Problem description
Starting with the line that includes "Enumerate this screenshot's", write out every remaining line of the records below exactly as it appears, leaving out any images.
>>>>
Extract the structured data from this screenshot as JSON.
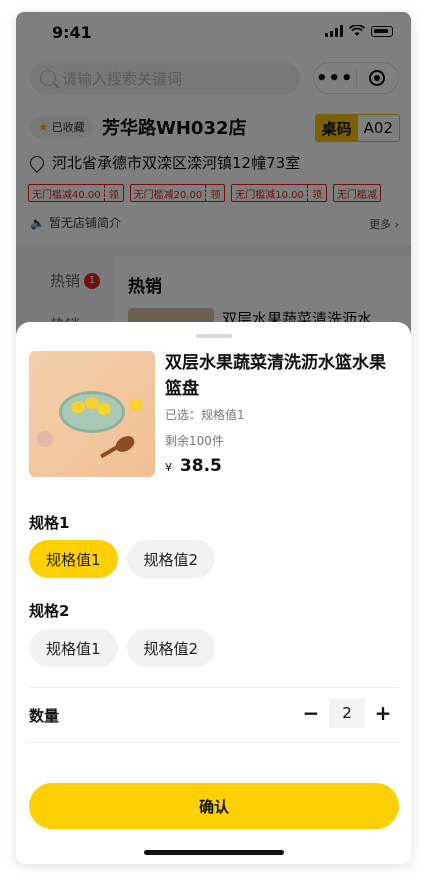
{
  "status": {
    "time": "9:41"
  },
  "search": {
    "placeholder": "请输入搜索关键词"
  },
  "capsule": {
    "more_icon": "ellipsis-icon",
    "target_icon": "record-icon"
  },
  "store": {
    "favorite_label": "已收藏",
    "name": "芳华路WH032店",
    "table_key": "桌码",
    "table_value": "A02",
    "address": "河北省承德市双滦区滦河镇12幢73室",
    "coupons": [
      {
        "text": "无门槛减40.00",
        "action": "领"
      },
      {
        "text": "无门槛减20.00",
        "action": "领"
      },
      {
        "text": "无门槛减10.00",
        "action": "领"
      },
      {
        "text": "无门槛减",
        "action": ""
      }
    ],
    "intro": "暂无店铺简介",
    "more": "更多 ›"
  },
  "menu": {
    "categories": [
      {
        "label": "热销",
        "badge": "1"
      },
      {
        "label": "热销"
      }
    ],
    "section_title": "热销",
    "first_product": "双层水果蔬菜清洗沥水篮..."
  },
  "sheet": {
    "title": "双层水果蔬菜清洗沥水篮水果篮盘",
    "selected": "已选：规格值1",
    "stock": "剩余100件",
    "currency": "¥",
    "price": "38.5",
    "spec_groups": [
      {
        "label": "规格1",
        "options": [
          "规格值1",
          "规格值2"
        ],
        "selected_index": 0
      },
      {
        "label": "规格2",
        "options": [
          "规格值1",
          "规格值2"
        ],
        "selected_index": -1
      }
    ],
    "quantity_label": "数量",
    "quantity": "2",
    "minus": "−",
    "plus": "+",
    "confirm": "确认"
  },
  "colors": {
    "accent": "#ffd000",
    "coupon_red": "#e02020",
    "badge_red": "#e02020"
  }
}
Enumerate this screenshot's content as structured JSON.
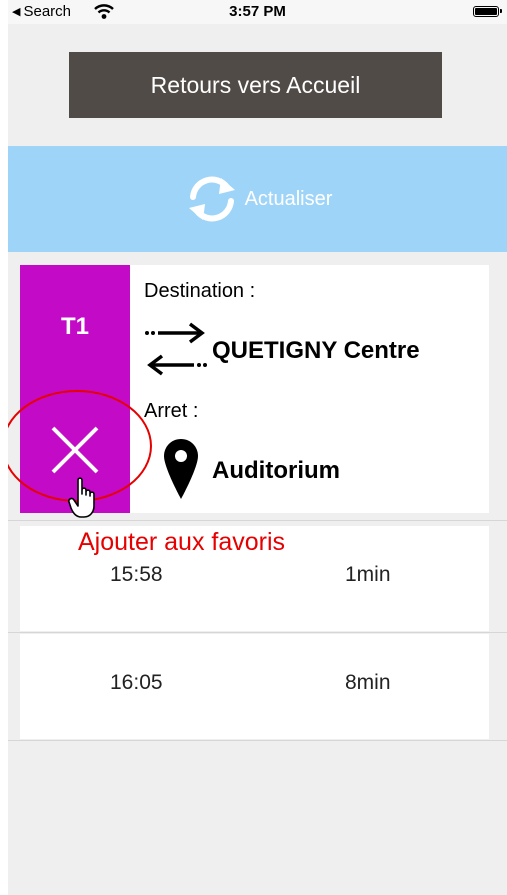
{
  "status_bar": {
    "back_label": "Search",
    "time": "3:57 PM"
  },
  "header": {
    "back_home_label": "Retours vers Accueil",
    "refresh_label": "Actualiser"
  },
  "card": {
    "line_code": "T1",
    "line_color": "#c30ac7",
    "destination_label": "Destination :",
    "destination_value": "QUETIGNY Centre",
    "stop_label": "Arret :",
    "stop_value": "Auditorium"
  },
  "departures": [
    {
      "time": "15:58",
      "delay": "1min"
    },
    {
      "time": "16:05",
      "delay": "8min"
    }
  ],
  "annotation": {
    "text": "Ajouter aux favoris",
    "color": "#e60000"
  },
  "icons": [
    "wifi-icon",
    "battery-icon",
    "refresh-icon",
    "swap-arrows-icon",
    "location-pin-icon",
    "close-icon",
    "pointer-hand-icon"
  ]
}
<<<<
Problem solution
Enumerate this screenshot's content as structured JSON.
{
  "status_bar": {
    "back_label": "Search",
    "time": "3:57 PM"
  },
  "header": {
    "back_home_label": "Retours vers Accueil",
    "refresh_label": "Actualiser"
  },
  "card": {
    "line_code": "T1",
    "line_color": "#c30ac7",
    "destination_label": "Destination :",
    "destination_value": "QUETIGNY Centre",
    "stop_label": "Arret :",
    "stop_value": "Auditorium"
  },
  "departures": [
    {
      "time": "15:58",
      "delay": "1min"
    },
    {
      "time": "16:05",
      "delay": "8min"
    }
  ],
  "annotation": {
    "text": "Ajouter aux favoris",
    "color": "#e60000"
  },
  "icons": [
    "wifi-icon",
    "battery-icon",
    "refresh-icon",
    "swap-arrows-icon",
    "location-pin-icon",
    "close-icon",
    "pointer-hand-icon"
  ]
}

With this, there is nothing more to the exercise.